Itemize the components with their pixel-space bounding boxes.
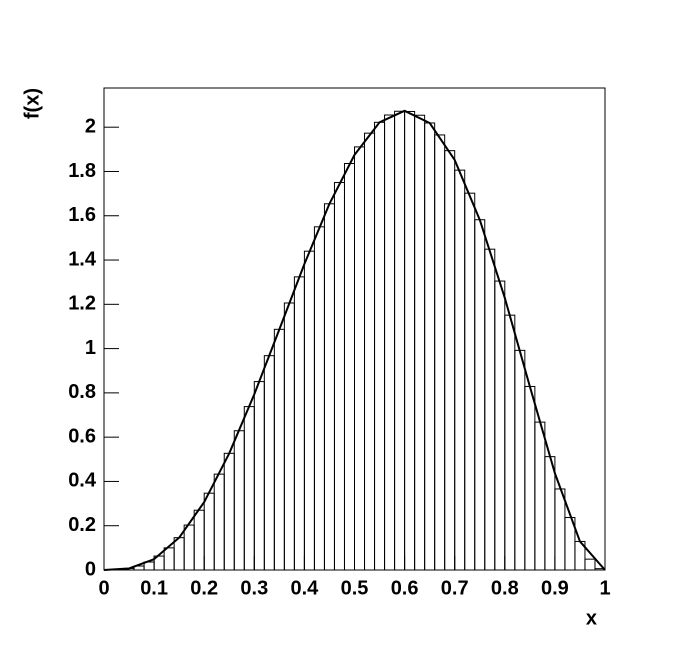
histogram-bar	[474, 219, 486, 571]
histogram-bar	[193, 509, 205, 571]
x-tick-label: 0.2	[190, 577, 218, 599]
histogram-bar	[263, 355, 275, 571]
histogram-bar	[303, 250, 315, 571]
histogram-bar	[163, 547, 175, 571]
y-tick-label: 0.2	[68, 514, 96, 536]
y-tick-label: 1.8	[68, 160, 96, 182]
x-axis-label: x	[586, 607, 597, 629]
histogram-bar	[384, 114, 396, 571]
y-tick-label: 1.4	[68, 248, 97, 270]
histogram-bar	[183, 524, 195, 571]
x-tick-label: 0.3	[240, 577, 268, 599]
histogram-bar	[494, 280, 506, 571]
histogram-bar	[273, 328, 285, 571]
x-tick-label: 0.4	[290, 577, 319, 599]
histogram-bar	[404, 110, 416, 571]
histogram-bar	[444, 150, 456, 571]
x-tick-label: 0.6	[391, 577, 419, 599]
x-tick-label: 0.9	[541, 577, 569, 599]
histogram-bar	[414, 114, 426, 571]
x-tick-label: 0	[98, 577, 109, 599]
y-tick-label: 0.8	[68, 381, 96, 403]
histogram-bar	[514, 349, 526, 571]
histogram-bar	[313, 226, 325, 571]
histogram-bar	[253, 381, 265, 571]
histogram-bar	[243, 406, 255, 571]
histogram-bar	[434, 134, 446, 571]
y-tick-label: 0.4	[68, 470, 97, 492]
curve	[103, 109, 606, 571]
y-tick-label: 1	[85, 337, 96, 359]
x-tick-label: 1	[599, 577, 610, 599]
x-tick-label: 0.7	[441, 577, 469, 599]
histogram-bar	[233, 430, 245, 571]
histogram-bar	[534, 421, 546, 571]
histogram-bar	[173, 537, 185, 571]
histogram-bar	[203, 492, 215, 571]
x-tick-label: 0.1	[140, 577, 168, 599]
histogram-bar	[484, 248, 496, 571]
x-tick-label: 0.5	[341, 577, 369, 599]
histogram-bar	[333, 182, 345, 571]
histogram-bar	[293, 276, 305, 571]
histogram-bar	[223, 452, 235, 571]
y-tick-label: 2	[85, 115, 96, 137]
histogram-bar	[323, 203, 335, 571]
histogram-bar	[343, 162, 356, 571]
histogram-bar	[524, 385, 536, 571]
y-tick-label: 1.6	[68, 204, 96, 226]
x-tick-label: 0.8	[491, 577, 519, 599]
histogram-bar	[374, 121, 386, 571]
y-axis-label: f(x)	[21, 88, 43, 119]
histogram-bar	[454, 169, 466, 571]
histogram-bar	[283, 302, 295, 571]
y-tick-label: 0.6	[68, 425, 96, 447]
histogram-bar	[554, 488, 566, 571]
histogram-bar	[213, 473, 225, 571]
histogram-bar	[464, 192, 476, 571]
y-tick-label: 0	[85, 558, 96, 580]
histogram-bar	[544, 456, 556, 571]
histogram-bar	[584, 558, 596, 571]
histogram-bar	[424, 122, 436, 571]
histogram-bar	[394, 110, 406, 571]
histogram-bar	[354, 146, 366, 571]
histogram-bar	[504, 314, 516, 571]
histogram-bar	[364, 132, 376, 571]
y-tick-label: 1.2	[68, 293, 96, 315]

---

● Objective: Could you put every line of the entries above into a JSON list of strings, one string per line, with blank lines skipped and the pictures left out?

● Exercise output:
[
  "Itemize the components with their pixel-space bounding boxes.",
  "histogram-bar\t[474, 219, 486, 571]",
  "histogram-bar\t[193, 509, 205, 571]",
  "x-tick-label: 0.2\t[190, 577, 218, 599]",
  "histogram-bar\t[263, 355, 275, 571]",
  "histogram-bar\t[303, 250, 315, 571]",
  "histogram-bar\t[163, 547, 175, 571]",
  "y-tick-label: 0.2\t[68, 514, 96, 536]",
  "y-tick-label: 1.8\t[68, 160, 96, 182]",
  "x-axis-label: x\t[586, 607, 597, 629]",
  "histogram-bar\t[384, 114, 396, 571]",
  "y-tick-label: 1.4\t[68, 248, 97, 270]",
  "histogram-bar\t[183, 524, 195, 571]",
  "x-tick-label: 0.3\t[240, 577, 268, 599]",
  "histogram-bar\t[494, 280, 506, 571]",
  "histogram-bar\t[273, 328, 285, 571]",
  "x-tick-label: 0.4\t[290, 577, 319, 599]",
  "histogram-bar\t[404, 110, 416, 571]",
  "histogram-bar\t[444, 150, 456, 571]",
  "x-tick-label: 0.6\t[391, 577, 419, 599]",
  "x-tick-label: 0.9\t[541, 577, 569, 599]",
  "histogram-bar\t[414, 114, 426, 571]",
  "x-tick-label: 0\t[98, 577, 109, 599]",
  "y-tick-label: 0.8\t[68, 381, 96, 403]",
  "histogram-bar\t[514, 349, 526, 571]",
  "histogram-bar\t[313, 226, 325, 571]",
  "histogram-bar\t[253, 381, 265, 571]",
  "histogram-bar\t[243, 406, 255, 571]",
  "histogram-bar\t[434, 134, 446, 571]",
  "y-tick-label: 0.4\t[68, 470, 97, 492]",
  "curve\t[103, 109, 606, 571]",
  "y-tick-label: 1\t[85, 337, 96, 359]",
  "x-tick-label: 1\t[599, 577, 610, 599]",
  "x-tick-label: 0.7\t[441, 577, 469, 599]",
  "histogram-bar\t[233, 430, 245, 571]",
  "histogram-bar\t[534, 421, 546, 571]",
  "histogram-bar\t[173, 537, 185, 571]",
  "histogram-bar\t[203, 492, 215, 571]",
  "x-tick-label: 0.1\t[140, 577, 168, 599]",
  "histogram-bar\t[484, 248, 496, 571]",
  "x-tick-label: 0.5\t[341, 577, 369, 599]",
  "histogram-bar\t[333, 182, 345, 571]",
  "histogram-bar\t[293, 276, 305, 571]",
  "histogram-bar\t[223, 452, 235, 571]",
  "y-tick-label: 2\t[85, 115, 96, 137]",
  "histogram-bar\t[323, 203, 335, 571]",
  "histogram-bar\t[343, 162, 356, 571]",
  "histogram-bar\t[524, 385, 536, 571]",
  "y-tick-label: 1.6\t[68, 204, 96, 226]",
  "x-tick-label: 0.8\t[491, 577, 519, 599]",
  "histogram-bar\t[374, 121, 386, 571]",
  "y-axis-label: f(x)\t[21, 88, 43, 119]",
  "histogram-bar\t[454, 169, 466, 571]",
  "histogram-bar\t[283, 302, 295, 571]",
  "y-tick-label: 0.6\t[68, 425, 96, 447]",
  "histogram-bar\t[554, 488, 566, 571]",
  "histogram-bar\t[213, 473, 225, 571]",
  "histogram-bar\t[464, 192, 476, 571]",
  "y-tick-label: 0\t[85, 558, 96, 580]",
  "histogram-bar\t[544, 456, 556, 571]",
  "histogram-bar\t[584, 558, 596, 571]",
  "histogram-bar\t[424, 122, 436, 571]",
  "histogram-bar\t[394, 110, 406, 571]",
  "histogram-bar\t[354, 146, 366, 571]",
  "histogram-bar\t[504, 314, 516, 571]",
  "histogram-bar\t[364, 132, 376, 571]",
  "y-tick-label: 1.2\t[68, 293, 96, 315]"
]